(Figure dataset records)
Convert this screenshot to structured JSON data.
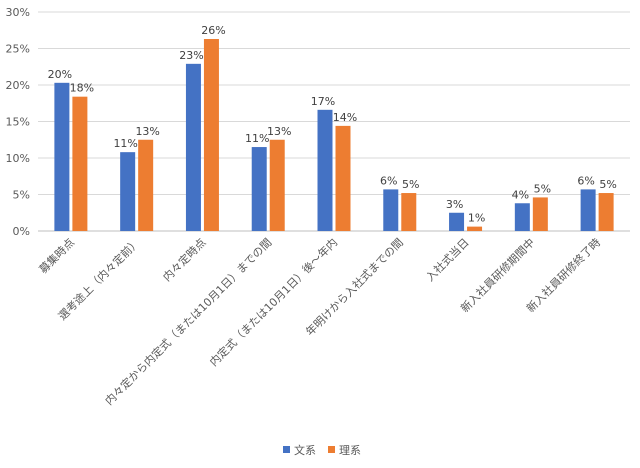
{
  "chart_data": {
    "type": "bar",
    "categories": [
      "募集時点",
      "選考途上（内々定前）",
      "内々定時点",
      "内々定から内定式（または10月1日）までの間",
      "内定式（または10月1日）後～年内",
      "年明けから入社式までの間",
      "入社式当日",
      "新入社員研修期間中",
      "新入社員研修終了時"
    ],
    "series": [
      {
        "name": "文系",
        "color": "#4472c4",
        "values": [
          20.3,
          10.8,
          22.9,
          11.5,
          16.6,
          5.7,
          2.5,
          3.8,
          5.7
        ],
        "labels": [
          "20%",
          "11%",
          "23%",
          "11%",
          "17%",
          "6%",
          "3%",
          "4%",
          "6%"
        ]
      },
      {
        "name": "理系",
        "color": "#ed7d31",
        "values": [
          18.4,
          12.5,
          26.3,
          12.5,
          14.4,
          5.2,
          0.6,
          4.6,
          5.2
        ],
        "labels": [
          "18%",
          "13%",
          "26%",
          "13%",
          "14%",
          "5%",
          "1%",
          "5%",
          "5%"
        ]
      }
    ],
    "ylim": [
      0,
      30
    ],
    "yticks": [
      "0%",
      "5%",
      "10%",
      "15%",
      "20%",
      "25%",
      "30%"
    ],
    "grid": true,
    "legend_position": "bottom"
  }
}
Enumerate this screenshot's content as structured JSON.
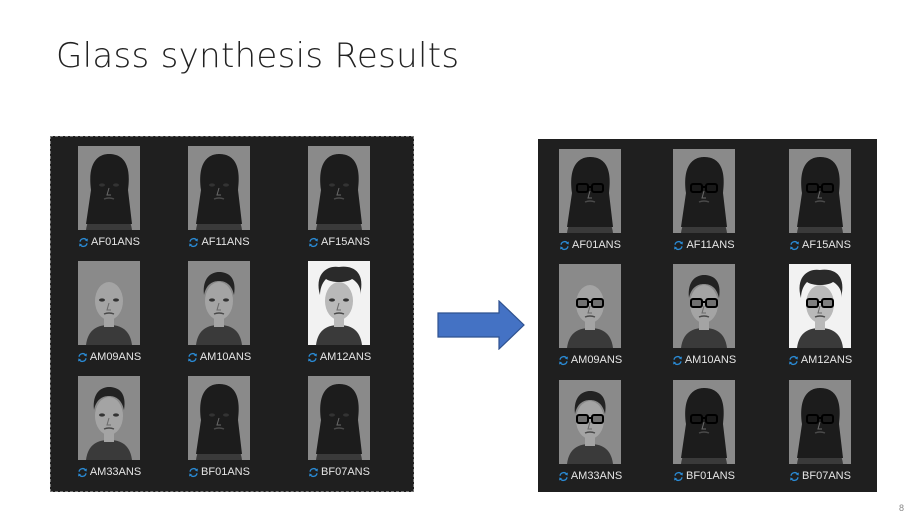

◆ TASK DETAILS
Retype the listing exactly. Pictures do not belong in the copy.

◆ THE RESPONSE
Convert this screenshot to structured JSON data.
{
  "chart_data": {
    "type": "bar",
    "categories": [
      "募集時点",
      "選考途上（内々定前）",
      "内々定時点",
      "内々定から内定式（または10月1日）までの間",
      "内定式（または10月1日）後～年内",
      "年明けから入社式までの間",
      "入社式当日",
      "新入社員研修期間中",
      "新入社員研修終了時"
    ],
    "series": [
      {
        "name": "文系",
        "color": "#4472c4",
        "values": [
          20.3,
          10.8,
          22.9,
          11.5,
          16.6,
          5.7,
          2.5,
          3.8,
          5.7
        ],
        "labels": [
          "20%",
          "11%",
          "23%",
          "11%",
          "17%",
          "6%",
          "3%",
          "4%",
          "6%"
        ]
      },
      {
        "name": "理系",
        "color": "#ed7d31",
        "values": [
          18.4,
          12.5,
          26.3,
          12.5,
          14.4,
          5.2,
          0.6,
          4.6,
          5.2
        ],
        "labels": [
          "18%",
          "13%",
          "26%",
          "13%",
          "14%",
          "5%",
          "1%",
          "5%",
          "5%"
        ]
      }
    ],
    "ylim": [
      0,
      30
    ],
    "yticks": [
      "0%",
      "5%",
      "10%",
      "15%",
      "20%",
      "25%",
      "30%"
    ],
    "grid": true,
    "legend_position": "bottom"
  }
}
Enumerate this screenshot's content as structured JSON.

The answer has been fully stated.